>> Start

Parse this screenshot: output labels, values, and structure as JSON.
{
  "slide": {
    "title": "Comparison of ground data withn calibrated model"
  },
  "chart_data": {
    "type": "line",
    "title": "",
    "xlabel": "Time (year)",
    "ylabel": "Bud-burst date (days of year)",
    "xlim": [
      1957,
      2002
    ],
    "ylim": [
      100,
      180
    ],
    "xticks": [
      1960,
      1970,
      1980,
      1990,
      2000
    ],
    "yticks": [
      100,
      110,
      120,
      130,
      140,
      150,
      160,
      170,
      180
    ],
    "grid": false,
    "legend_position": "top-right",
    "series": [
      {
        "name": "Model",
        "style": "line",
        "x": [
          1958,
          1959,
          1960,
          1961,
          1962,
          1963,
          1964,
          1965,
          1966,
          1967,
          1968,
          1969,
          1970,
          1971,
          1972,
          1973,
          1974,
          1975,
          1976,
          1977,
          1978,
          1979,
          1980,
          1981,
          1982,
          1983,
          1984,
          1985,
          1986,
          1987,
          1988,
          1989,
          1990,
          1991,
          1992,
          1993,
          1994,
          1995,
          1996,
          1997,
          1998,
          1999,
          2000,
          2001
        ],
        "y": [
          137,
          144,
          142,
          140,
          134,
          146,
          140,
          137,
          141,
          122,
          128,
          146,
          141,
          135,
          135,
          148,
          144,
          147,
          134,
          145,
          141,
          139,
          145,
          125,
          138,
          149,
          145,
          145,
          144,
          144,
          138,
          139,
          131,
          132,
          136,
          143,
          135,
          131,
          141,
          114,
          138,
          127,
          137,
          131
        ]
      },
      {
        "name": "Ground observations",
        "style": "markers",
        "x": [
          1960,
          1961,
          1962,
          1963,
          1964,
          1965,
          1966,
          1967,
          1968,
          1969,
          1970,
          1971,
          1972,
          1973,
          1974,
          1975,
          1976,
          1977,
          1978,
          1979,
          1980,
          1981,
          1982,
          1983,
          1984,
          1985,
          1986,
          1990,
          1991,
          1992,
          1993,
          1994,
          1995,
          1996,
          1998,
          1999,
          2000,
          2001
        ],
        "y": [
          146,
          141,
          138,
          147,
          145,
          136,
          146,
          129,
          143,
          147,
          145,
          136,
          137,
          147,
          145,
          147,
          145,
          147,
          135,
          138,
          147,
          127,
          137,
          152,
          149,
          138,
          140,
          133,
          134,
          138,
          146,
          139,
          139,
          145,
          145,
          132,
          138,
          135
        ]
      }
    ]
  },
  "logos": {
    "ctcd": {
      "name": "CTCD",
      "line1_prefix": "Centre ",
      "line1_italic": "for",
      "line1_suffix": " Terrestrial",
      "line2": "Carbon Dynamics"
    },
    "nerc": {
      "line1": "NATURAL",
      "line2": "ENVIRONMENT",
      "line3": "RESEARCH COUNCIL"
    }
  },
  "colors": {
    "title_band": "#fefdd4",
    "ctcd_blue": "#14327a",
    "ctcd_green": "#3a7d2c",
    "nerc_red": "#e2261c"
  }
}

>> End

*REQUIREMENT*. Retype the listing exactly, in full.

*REPLY TO THE EXERCISE*.
Parse this screenshot: output labels, values, and structure as JSON.
{
  "slide": {
    "title": "Comparison of ground data withn calibrated model"
  },
  "chart_data": {
    "type": "line",
    "title": "",
    "xlabel": "Time (year)",
    "ylabel": "Bud-burst date (days of year)",
    "xlim": [
      1957,
      2002
    ],
    "ylim": [
      100,
      180
    ],
    "xticks": [
      1960,
      1970,
      1980,
      1990,
      2000
    ],
    "yticks": [
      100,
      110,
      120,
      130,
      140,
      150,
      160,
      170,
      180
    ],
    "grid": false,
    "legend_position": "top-right",
    "series": [
      {
        "name": "Model",
        "style": "line",
        "x": [
          1958,
          1959,
          1960,
          1961,
          1962,
          1963,
          1964,
          1965,
          1966,
          1967,
          1968,
          1969,
          1970,
          1971,
          1972,
          1973,
          1974,
          1975,
          1976,
          1977,
          1978,
          1979,
          1980,
          1981,
          1982,
          1983,
          1984,
          1985,
          1986,
          1987,
          1988,
          1989,
          1990,
          1991,
          1992,
          1993,
          1994,
          1995,
          1996,
          1997,
          1998,
          1999,
          2000,
          2001
        ],
        "y": [
          137,
          144,
          142,
          140,
          134,
          146,
          140,
          137,
          141,
          122,
          128,
          146,
          141,
          135,
          135,
          148,
          144,
          147,
          134,
          145,
          141,
          139,
          145,
          125,
          138,
          149,
          145,
          145,
          144,
          144,
          138,
          139,
          131,
          132,
          136,
          143,
          135,
          131,
          141,
          114,
          138,
          127,
          137,
          131
        ]
      },
      {
        "name": "Ground observations",
        "style": "markers",
        "x": [
          1960,
          1961,
          1962,
          1963,
          1964,
          1965,
          1966,
          1967,
          1968,
          1969,
          1970,
          1971,
          1972,
          1973,
          1974,
          1975,
          1976,
          1977,
          1978,
          1979,
          1980,
          1981,
          1982,
          1983,
          1984,
          1985,
          1986,
          1990,
          1991,
          1992,
          1993,
          1994,
          1995,
          1996,
          1998,
          1999,
          2000,
          2001
        ],
        "y": [
          146,
          141,
          138,
          147,
          145,
          136,
          146,
          129,
          143,
          147,
          145,
          136,
          137,
          147,
          145,
          147,
          145,
          147,
          135,
          138,
          147,
          127,
          137,
          152,
          149,
          138,
          140,
          133,
          134,
          138,
          146,
          139,
          139,
          145,
          145,
          132,
          138,
          135
        ]
      }
    ]
  },
  "logos": {
    "ctcd": {
      "name": "CTCD",
      "line1_prefix": "Centre ",
      "line1_italic": "for",
      "line1_suffix": " Terrestrial",
      "line2": "Carbon Dynamics"
    },
    "nerc": {
      "line1": "NATURAL",
      "line2": "ENVIRONMENT",
      "line3": "RESEARCH COUNCIL"
    }
  },
  "colors": {
    "title_band": "#fefdd4",
    "ctcd_blue": "#14327a",
    "ctcd_green": "#3a7d2c",
    "nerc_red": "#e2261c"
  }
}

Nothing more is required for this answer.